**EXERCISE GOAL:**
Reproduce every entry that follows word for word, but omit the images.

+++

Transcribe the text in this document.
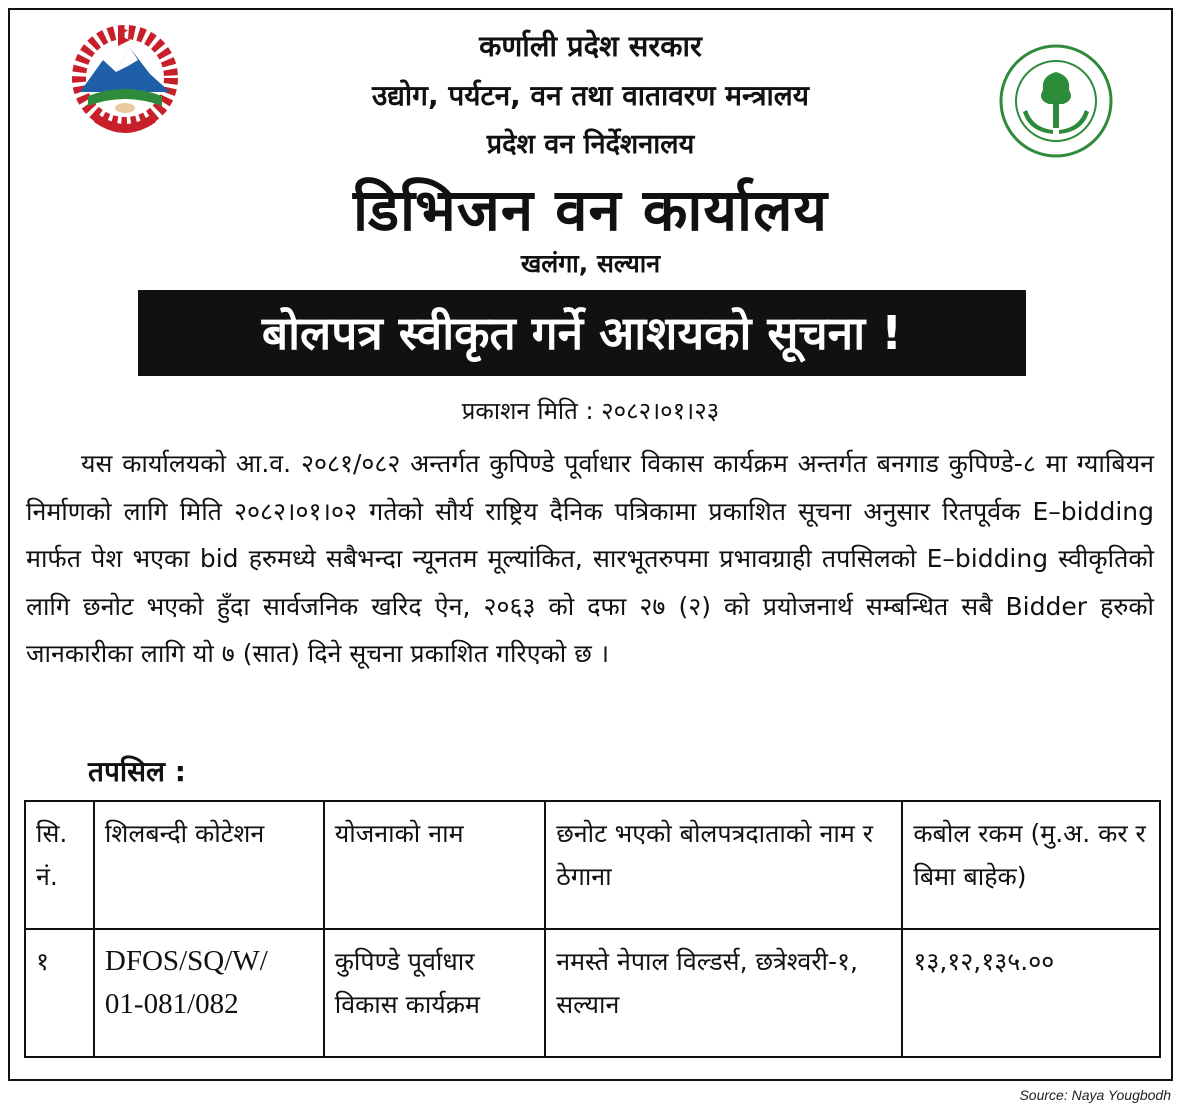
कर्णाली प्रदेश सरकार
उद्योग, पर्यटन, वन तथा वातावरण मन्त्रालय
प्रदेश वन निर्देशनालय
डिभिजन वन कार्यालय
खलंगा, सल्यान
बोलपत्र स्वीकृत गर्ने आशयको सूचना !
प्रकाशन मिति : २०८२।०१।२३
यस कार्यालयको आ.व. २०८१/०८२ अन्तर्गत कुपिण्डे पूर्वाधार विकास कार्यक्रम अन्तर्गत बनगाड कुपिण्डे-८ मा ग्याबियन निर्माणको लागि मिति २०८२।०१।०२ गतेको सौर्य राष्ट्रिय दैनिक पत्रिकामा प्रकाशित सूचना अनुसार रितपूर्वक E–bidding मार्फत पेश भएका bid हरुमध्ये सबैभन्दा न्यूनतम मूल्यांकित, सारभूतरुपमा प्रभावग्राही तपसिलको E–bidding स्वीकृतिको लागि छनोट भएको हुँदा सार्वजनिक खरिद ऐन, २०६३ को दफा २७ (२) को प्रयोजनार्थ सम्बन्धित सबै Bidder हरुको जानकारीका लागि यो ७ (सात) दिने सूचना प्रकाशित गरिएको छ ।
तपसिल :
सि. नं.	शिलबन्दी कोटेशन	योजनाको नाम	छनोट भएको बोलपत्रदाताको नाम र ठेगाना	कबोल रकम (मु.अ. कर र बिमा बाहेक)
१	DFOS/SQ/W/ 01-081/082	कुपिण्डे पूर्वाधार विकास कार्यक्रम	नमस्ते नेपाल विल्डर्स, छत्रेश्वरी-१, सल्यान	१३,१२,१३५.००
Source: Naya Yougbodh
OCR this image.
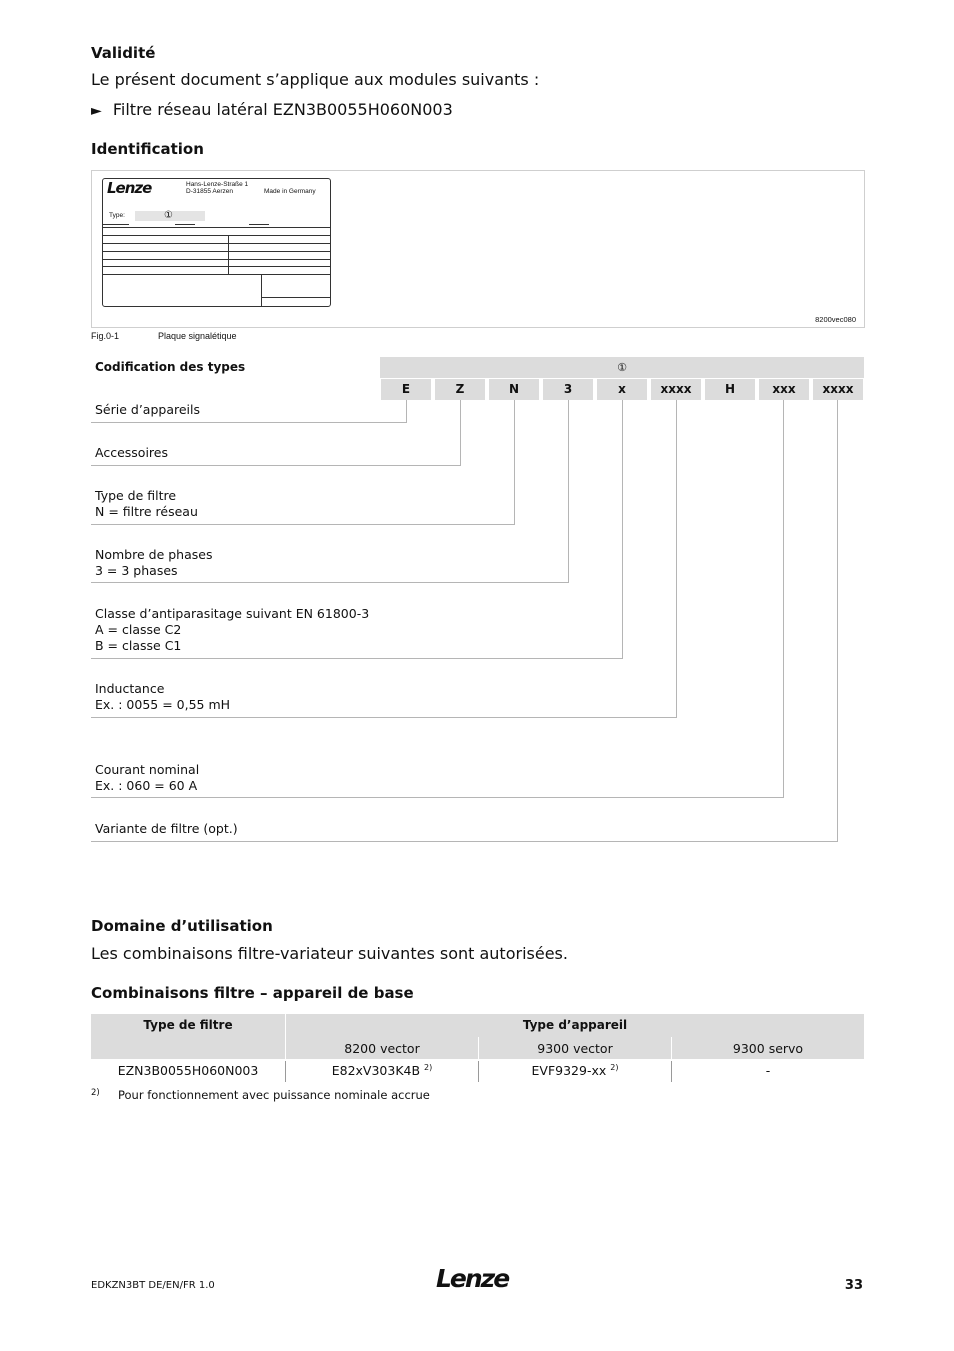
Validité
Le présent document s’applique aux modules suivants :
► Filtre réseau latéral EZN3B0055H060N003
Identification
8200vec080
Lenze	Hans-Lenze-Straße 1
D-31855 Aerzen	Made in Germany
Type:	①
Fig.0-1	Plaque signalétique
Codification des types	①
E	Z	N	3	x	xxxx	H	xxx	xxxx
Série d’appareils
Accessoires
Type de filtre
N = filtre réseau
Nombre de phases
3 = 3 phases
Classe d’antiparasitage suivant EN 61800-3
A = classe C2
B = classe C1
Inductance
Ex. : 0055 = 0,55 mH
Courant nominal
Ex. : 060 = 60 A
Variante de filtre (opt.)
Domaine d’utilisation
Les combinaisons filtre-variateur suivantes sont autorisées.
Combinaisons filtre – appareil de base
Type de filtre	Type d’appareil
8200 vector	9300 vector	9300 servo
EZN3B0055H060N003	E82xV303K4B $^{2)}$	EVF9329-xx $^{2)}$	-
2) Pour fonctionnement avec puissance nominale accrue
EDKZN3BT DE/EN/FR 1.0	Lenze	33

+++

**FINISHED TASK:**
Transcribe the text in this document.
कर्णाली प्रदेश सरकार
उद्योग, पर्यटन, वन तथा वातावरण मन्त्रालय
प्रदेश वन निर्देशनालय
डिभिजन वन कार्यालय
खलंगा, सल्यान
बोलपत्र स्वीकृत गर्ने आशयको सूचना !
प्रकाशन मिति : २०८२।०१।२३
यस कार्यालयको आ.व. २०८१/०८२ अन्तर्गत कुपिण्डे पूर्वाधार विकास कार्यक्रम अन्तर्गत बनगाड कुपिण्डे-८ मा ग्याबियन निर्माणको लागि मिति २०८२।०१।०२ गतेको सौर्य राष्ट्रिय दैनिक पत्रिकामा प्रकाशित सूचना अनुसार रितपूर्वक E–bidding मार्फत पेश भएका bid हरुमध्ये सबैभन्दा न्यूनतम मूल्यांकित, सारभूतरुपमा प्रभावग्राही तपसिलको E–bidding स्वीकृतिको लागि छनोट भएको हुँदा सार्वजनिक खरिद ऐन, २०६३ को दफा २७ (२) को प्रयोजनार्थ सम्बन्धित सबै Bidder हरुको जानकारीका लागि यो ७ (सात) दिने सूचना प्रकाशित गरिएको छ ।
तपसिल :
सि. नं.	शिलबन्दी कोटेशन	योजनाको नाम	छनोट भएको बोलपत्रदाताको नाम र ठेगाना	कबोल रकम (मु.अ. कर र बिमा बाहेक)
१	DFOS/SQ/W/ 01-081/082	कुपिण्डे पूर्वाधार विकास कार्यक्रम	नमस्ते नेपाल विल्डर्स, छत्रेश्वरी-१, सल्यान	१३,१२,१३५.००
Source: Naya Yougbodh
OCR this image.
Validité
Le présent document s’applique aux modules suivants :
► Filtre réseau latéral EZN3B0055H060N003
Identification
8200vec080
Lenze	Hans-Lenze-Straße 1
D-31855 Aerzen	Made in Germany
Type:	①
Fig.0-1	Plaque signalétique
Codification des types	①
E	Z	N	3	x	xxxx	H	xxx	xxxx
Série d’appareils
Accessoires
Type de filtre
N = filtre réseau
Nombre de phases
3 = 3 phases
Classe d’antiparasitage suivant EN 61800-3
A = classe C2
B = classe C1
Inductance
Ex. : 0055 = 0,55 mH
Courant nominal
Ex. : 060 = 60 A
Variante de filtre (opt.)
Domaine d’utilisation
Les combinaisons filtre-variateur suivantes sont autorisées.
Combinaisons filtre – appareil de base
Type de filtre	Type d’appareil
8200 vector	9300 vector	9300 servo
EZN3B0055H060N003	E82xV303K4B $^{2)}$	EVF9329-xx $^{2)}$	-
2) Pour fonctionnement avec puissance nominale accrue
EDKZN3BT DE/EN/FR 1.0	Lenze	33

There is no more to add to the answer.